**Requirements:**
Extract every line that contains the word "subreddit".
[START OF Material provided]
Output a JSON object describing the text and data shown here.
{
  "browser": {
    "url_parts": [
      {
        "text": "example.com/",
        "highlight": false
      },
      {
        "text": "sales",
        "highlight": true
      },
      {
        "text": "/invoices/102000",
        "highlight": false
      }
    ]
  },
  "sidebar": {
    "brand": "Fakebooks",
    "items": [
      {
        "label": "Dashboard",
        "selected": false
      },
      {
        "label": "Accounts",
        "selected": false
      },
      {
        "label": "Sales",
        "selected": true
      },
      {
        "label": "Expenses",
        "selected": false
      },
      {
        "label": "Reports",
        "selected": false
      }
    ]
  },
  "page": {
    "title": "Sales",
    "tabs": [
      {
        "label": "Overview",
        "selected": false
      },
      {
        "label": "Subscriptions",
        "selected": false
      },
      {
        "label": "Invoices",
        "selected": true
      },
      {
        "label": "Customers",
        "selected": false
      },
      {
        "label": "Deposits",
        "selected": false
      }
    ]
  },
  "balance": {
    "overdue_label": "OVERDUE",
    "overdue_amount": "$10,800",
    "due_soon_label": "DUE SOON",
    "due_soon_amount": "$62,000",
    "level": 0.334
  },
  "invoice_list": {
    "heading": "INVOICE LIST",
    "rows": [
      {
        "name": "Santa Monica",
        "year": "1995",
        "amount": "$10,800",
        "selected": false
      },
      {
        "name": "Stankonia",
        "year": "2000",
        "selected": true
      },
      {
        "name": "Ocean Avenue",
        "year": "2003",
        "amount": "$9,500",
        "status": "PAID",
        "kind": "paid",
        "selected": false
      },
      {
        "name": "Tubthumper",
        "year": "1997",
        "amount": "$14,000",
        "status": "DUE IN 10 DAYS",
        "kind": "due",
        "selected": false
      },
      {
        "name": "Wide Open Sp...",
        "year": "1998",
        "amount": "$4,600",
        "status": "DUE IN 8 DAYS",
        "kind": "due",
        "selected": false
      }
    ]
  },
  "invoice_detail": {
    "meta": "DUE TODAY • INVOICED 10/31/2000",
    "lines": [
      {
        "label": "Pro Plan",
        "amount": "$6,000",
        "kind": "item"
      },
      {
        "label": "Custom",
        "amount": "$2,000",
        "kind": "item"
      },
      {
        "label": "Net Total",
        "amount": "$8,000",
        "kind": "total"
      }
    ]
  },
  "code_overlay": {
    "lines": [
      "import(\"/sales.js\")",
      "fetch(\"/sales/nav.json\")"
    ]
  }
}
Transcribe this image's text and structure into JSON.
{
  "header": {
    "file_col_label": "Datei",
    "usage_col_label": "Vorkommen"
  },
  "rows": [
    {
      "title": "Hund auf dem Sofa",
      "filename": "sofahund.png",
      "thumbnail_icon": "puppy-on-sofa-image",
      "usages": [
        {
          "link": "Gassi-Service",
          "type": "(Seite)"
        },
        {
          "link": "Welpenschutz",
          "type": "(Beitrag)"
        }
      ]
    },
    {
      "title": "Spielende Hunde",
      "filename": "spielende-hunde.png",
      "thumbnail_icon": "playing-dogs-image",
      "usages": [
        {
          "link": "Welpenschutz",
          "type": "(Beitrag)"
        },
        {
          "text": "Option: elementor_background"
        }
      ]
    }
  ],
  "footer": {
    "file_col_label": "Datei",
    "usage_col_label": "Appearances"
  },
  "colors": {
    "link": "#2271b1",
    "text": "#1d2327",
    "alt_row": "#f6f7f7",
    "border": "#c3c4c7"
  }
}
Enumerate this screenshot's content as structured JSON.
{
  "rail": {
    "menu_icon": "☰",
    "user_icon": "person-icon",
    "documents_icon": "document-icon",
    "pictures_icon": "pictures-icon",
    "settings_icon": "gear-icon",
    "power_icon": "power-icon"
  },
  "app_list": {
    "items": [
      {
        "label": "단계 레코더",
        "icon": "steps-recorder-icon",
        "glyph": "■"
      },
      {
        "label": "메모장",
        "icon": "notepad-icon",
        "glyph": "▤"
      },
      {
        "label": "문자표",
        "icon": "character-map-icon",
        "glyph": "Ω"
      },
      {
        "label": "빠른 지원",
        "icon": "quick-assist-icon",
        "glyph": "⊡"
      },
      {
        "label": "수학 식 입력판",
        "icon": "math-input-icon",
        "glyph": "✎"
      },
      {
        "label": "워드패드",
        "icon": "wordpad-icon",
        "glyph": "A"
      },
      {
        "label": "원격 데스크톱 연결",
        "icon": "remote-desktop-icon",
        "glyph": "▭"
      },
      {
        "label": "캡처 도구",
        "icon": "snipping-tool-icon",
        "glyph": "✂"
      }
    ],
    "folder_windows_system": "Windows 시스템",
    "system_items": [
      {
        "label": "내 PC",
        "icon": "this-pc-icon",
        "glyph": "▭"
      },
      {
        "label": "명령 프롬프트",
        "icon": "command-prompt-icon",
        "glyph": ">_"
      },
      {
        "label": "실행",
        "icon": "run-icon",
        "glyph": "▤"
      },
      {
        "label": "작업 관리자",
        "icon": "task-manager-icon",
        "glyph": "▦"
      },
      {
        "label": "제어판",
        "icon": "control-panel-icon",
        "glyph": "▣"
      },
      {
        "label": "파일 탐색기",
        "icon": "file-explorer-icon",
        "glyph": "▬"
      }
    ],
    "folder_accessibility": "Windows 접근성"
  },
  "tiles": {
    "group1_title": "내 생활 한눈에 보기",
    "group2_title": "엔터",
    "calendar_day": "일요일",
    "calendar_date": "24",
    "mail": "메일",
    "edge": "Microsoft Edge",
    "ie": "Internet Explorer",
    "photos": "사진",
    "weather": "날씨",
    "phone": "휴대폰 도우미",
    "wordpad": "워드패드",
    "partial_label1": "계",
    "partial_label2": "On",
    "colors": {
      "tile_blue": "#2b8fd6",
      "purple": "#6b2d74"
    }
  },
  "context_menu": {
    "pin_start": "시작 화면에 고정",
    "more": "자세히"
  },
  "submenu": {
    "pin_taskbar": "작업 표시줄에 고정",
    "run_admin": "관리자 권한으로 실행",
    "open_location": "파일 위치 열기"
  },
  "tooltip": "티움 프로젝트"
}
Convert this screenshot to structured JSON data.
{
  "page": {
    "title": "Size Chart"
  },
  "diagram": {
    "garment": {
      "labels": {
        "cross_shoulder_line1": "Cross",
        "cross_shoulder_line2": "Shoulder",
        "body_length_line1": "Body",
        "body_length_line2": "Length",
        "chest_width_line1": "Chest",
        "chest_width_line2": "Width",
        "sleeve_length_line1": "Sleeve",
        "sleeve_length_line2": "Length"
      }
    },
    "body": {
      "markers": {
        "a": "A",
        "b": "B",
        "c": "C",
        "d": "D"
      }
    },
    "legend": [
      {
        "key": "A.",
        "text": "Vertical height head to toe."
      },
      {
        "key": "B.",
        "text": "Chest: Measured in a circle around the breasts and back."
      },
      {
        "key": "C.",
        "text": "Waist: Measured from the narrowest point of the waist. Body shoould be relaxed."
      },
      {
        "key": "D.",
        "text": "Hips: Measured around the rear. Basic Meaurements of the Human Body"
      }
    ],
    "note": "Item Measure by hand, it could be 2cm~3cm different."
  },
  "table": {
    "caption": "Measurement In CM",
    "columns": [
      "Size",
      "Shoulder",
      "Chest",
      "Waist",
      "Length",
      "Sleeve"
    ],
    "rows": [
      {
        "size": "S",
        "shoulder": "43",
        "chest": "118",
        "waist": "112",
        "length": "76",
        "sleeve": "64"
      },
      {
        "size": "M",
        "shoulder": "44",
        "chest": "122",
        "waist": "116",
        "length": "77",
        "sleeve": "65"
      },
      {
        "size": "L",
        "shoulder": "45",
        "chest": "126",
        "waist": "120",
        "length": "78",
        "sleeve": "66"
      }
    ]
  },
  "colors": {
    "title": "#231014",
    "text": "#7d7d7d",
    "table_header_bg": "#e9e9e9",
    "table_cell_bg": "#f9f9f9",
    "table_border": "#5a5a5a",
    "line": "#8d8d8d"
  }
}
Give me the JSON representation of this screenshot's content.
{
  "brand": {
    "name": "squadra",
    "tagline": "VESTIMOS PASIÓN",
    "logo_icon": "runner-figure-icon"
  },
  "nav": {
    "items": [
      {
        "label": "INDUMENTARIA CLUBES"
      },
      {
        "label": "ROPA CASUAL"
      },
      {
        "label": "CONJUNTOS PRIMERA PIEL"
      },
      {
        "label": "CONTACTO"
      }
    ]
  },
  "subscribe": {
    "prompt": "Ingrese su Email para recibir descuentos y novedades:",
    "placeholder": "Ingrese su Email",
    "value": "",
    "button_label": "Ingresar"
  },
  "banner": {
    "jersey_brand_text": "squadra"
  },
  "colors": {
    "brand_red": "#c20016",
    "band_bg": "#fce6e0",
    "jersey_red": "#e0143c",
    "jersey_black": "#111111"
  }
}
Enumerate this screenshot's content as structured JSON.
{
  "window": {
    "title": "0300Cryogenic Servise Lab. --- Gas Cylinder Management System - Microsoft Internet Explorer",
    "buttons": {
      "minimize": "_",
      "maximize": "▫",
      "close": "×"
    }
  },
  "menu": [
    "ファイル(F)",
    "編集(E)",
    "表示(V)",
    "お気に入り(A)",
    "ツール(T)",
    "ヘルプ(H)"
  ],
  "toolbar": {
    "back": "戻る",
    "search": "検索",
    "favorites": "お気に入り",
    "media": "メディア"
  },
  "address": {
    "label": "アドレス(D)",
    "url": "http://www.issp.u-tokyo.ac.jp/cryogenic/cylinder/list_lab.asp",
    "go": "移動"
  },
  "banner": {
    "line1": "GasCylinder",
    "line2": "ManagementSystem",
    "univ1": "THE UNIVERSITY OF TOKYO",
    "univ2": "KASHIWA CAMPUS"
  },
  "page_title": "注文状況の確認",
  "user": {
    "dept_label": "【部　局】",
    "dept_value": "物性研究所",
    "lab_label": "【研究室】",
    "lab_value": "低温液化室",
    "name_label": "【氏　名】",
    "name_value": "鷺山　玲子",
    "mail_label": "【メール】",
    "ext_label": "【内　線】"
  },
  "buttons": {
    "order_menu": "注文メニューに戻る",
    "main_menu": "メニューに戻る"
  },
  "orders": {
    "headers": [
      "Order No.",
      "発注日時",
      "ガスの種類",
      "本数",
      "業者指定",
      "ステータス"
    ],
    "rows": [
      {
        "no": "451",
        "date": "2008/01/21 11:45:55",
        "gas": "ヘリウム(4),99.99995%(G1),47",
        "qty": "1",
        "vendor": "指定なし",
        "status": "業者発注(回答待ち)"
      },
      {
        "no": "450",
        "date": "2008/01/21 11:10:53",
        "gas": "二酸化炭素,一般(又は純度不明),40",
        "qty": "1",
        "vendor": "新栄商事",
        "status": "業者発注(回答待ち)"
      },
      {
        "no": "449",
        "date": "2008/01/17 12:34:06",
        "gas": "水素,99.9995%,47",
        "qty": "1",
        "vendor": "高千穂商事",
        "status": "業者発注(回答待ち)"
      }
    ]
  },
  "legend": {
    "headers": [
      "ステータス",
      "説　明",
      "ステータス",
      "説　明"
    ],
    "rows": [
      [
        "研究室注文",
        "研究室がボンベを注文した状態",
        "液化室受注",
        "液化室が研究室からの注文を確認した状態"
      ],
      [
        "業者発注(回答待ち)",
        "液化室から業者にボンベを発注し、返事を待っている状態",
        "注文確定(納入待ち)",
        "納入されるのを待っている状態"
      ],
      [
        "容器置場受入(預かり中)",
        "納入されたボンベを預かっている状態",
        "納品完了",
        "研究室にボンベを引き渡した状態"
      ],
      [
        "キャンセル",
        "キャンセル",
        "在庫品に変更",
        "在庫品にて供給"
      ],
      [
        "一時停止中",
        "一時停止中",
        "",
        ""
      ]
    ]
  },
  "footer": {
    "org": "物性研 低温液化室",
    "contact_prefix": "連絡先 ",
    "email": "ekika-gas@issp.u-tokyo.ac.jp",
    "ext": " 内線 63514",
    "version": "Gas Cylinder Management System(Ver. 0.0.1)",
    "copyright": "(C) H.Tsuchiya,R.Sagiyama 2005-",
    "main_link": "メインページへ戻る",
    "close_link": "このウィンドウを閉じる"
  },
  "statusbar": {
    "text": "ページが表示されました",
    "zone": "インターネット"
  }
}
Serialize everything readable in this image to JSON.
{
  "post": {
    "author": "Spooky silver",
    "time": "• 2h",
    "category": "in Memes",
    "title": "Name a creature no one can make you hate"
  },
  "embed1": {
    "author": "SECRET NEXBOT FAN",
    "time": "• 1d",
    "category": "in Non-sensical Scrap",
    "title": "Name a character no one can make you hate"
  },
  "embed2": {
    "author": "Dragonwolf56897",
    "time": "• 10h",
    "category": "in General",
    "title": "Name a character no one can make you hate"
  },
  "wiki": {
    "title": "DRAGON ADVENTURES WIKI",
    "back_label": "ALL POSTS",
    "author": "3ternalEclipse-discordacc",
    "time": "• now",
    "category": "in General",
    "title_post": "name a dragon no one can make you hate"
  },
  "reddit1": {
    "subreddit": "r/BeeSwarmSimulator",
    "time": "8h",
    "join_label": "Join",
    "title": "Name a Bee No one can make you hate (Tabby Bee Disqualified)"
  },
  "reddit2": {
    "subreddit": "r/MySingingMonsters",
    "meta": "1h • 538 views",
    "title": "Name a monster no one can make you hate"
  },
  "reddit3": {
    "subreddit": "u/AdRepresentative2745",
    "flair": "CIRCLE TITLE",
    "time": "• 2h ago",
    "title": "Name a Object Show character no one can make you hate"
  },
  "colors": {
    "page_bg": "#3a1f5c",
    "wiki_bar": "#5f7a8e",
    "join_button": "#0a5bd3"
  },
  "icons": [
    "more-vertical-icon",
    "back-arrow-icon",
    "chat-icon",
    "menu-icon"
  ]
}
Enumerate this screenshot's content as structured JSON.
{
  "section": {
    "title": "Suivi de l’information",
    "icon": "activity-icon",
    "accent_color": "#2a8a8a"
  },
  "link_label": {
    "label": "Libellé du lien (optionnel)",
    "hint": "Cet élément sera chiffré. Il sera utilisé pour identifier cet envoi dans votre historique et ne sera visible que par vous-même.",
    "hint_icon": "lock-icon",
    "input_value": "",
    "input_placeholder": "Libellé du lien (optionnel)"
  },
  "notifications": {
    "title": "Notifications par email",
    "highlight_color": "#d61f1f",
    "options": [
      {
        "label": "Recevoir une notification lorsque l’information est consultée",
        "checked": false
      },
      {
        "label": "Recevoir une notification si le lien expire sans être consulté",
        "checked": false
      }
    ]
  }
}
[END OF Material provided]
**Exercise output:**
    "subreddit": "r/BeeSwarmSimulator",
    "subreddit": "r/MySingingMonsters",
    "subreddit": "u/AdRepresentative2745",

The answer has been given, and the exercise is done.